> **INSTRUCTIONS TO FOLLOW**: What follows are records. Restate all of them word for word.

> **Saved entries**:
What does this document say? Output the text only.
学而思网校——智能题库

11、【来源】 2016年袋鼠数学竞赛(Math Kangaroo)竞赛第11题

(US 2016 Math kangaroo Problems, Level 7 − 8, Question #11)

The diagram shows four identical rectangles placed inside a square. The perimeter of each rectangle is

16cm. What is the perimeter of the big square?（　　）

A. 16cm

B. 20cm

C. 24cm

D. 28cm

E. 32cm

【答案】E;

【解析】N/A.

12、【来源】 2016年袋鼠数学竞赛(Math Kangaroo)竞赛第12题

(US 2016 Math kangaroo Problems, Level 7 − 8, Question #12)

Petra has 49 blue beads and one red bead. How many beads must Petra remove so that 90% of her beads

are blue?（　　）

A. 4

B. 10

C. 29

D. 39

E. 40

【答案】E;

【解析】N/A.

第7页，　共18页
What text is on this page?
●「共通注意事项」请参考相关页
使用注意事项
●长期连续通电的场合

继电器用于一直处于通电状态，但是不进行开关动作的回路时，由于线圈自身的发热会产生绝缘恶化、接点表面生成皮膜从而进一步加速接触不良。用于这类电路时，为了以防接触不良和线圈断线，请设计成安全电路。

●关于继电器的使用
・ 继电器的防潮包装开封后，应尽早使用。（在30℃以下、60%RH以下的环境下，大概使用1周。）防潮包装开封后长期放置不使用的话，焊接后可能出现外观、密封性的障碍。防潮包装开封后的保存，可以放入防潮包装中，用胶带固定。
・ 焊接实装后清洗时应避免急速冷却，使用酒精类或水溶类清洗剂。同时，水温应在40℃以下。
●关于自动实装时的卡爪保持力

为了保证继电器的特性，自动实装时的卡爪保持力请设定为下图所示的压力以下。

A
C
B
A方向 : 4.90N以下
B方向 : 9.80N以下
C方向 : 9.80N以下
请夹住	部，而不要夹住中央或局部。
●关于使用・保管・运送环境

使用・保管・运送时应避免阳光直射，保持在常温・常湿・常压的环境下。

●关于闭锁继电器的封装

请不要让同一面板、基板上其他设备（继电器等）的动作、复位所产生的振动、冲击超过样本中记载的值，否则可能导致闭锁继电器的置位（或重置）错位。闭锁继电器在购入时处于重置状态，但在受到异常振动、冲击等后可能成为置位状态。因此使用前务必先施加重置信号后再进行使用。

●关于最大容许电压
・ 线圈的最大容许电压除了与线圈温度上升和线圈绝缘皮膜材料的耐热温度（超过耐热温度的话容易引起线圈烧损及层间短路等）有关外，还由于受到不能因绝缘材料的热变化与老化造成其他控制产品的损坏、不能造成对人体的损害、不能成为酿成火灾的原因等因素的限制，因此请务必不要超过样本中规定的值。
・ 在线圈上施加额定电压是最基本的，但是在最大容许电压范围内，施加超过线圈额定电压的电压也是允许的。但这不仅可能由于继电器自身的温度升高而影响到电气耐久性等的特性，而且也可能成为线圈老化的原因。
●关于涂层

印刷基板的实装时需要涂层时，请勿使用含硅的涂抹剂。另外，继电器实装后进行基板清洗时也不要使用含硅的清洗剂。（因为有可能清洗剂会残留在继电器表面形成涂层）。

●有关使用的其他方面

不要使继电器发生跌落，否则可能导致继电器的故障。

> **THE RESULT**:
What does this document say? Output the text only.
学而思网校——智能题库

11、【来源】 2016年袋鼠数学竞赛(Math Kangaroo)竞赛第11题

(US 2016 Math kangaroo Problems, Level 7 − 8, Question #11)

The diagram shows four identical rectangles placed inside a square. The perimeter of each rectangle is

16cm. What is the perimeter of the big square?（　　）

A. 16cm

B. 20cm

C. 24cm

D. 28cm

E. 32cm

【答案】E;

【解析】N/A.

12、【来源】 2016年袋鼠数学竞赛(Math Kangaroo)竞赛第12题

(US 2016 Math kangaroo Problems, Level 7 − 8, Question #12)

Petra has 49 blue beads and one red bead. How many beads must Petra remove so that 90% of her beads

are blue?（　　）

A. 4

B. 10

C. 29

D. 39

E. 40

【答案】E;

【解析】N/A.

第7页，　共18页
What text is on this page?
●「共通注意事项」请参考相关页
使用注意事项
●长期连续通电的场合

继电器用于一直处于通电状态，但是不进行开关动作的回路时，由于线圈自身的发热会产生绝缘恶化、接点表面生成皮膜从而进一步加速接触不良。用于这类电路时，为了以防接触不良和线圈断线，请设计成安全电路。

●关于继电器的使用
・ 继电器的防潮包装开封后，应尽早使用。（在30℃以下、60%RH以下的环境下，大概使用1周。）防潮包装开封后长期放置不使用的话，焊接后可能出现外观、密封性的障碍。防潮包装开封后的保存，可以放入防潮包装中，用胶带固定。
・ 焊接实装后清洗时应避免急速冷却，使用酒精类或水溶类清洗剂。同时，水温应在40℃以下。
●关于自动实装时的卡爪保持力

为了保证继电器的特性，自动实装时的卡爪保持力请设定为下图所示的压力以下。

A
C
B
A方向 : 4.90N以下
B方向 : 9.80N以下
C方向 : 9.80N以下
请夹住	部，而不要夹住中央或局部。
●关于使用・保管・运送环境

使用・保管・运送时应避免阳光直射，保持在常温・常湿・常压的环境下。

●关于闭锁继电器的封装

请不要让同一面板、基板上其他设备（继电器等）的动作、复位所产生的振动、冲击超过样本中记载的值，否则可能导致闭锁继电器的置位（或重置）错位。闭锁继电器在购入时处于重置状态，但在受到异常振动、冲击等后可能成为置位状态。因此使用前务必先施加重置信号后再进行使用。

●关于最大容许电压
・ 线圈的最大容许电压除了与线圈温度上升和线圈绝缘皮膜材料的耐热温度（超过耐热温度的话容易引起线圈烧损及层间短路等）有关外，还由于受到不能因绝缘材料的热变化与老化造成其他控制产品的损坏、不能造成对人体的损害、不能成为酿成火灾的原因等因素的限制，因此请务必不要超过样本中规定的值。
・ 在线圈上施加额定电压是最基本的，但是在最大容许电压范围内，施加超过线圈额定电压的电压也是允许的。但这不仅可能由于继电器自身的温度升高而影响到电气耐久性等的特性，而且也可能成为线圈老化的原因。
●关于涂层

印刷基板的实装时需要涂层时，请勿使用含硅的涂抹剂。另外，继电器实装后进行基板清洗时也不要使用含硅的清洗剂。（因为有可能清洗剂会残留在继电器表面形成涂层）。

●有关使用的其他方面

不要使继电器发生跌落，否则可能导致继电器的故障。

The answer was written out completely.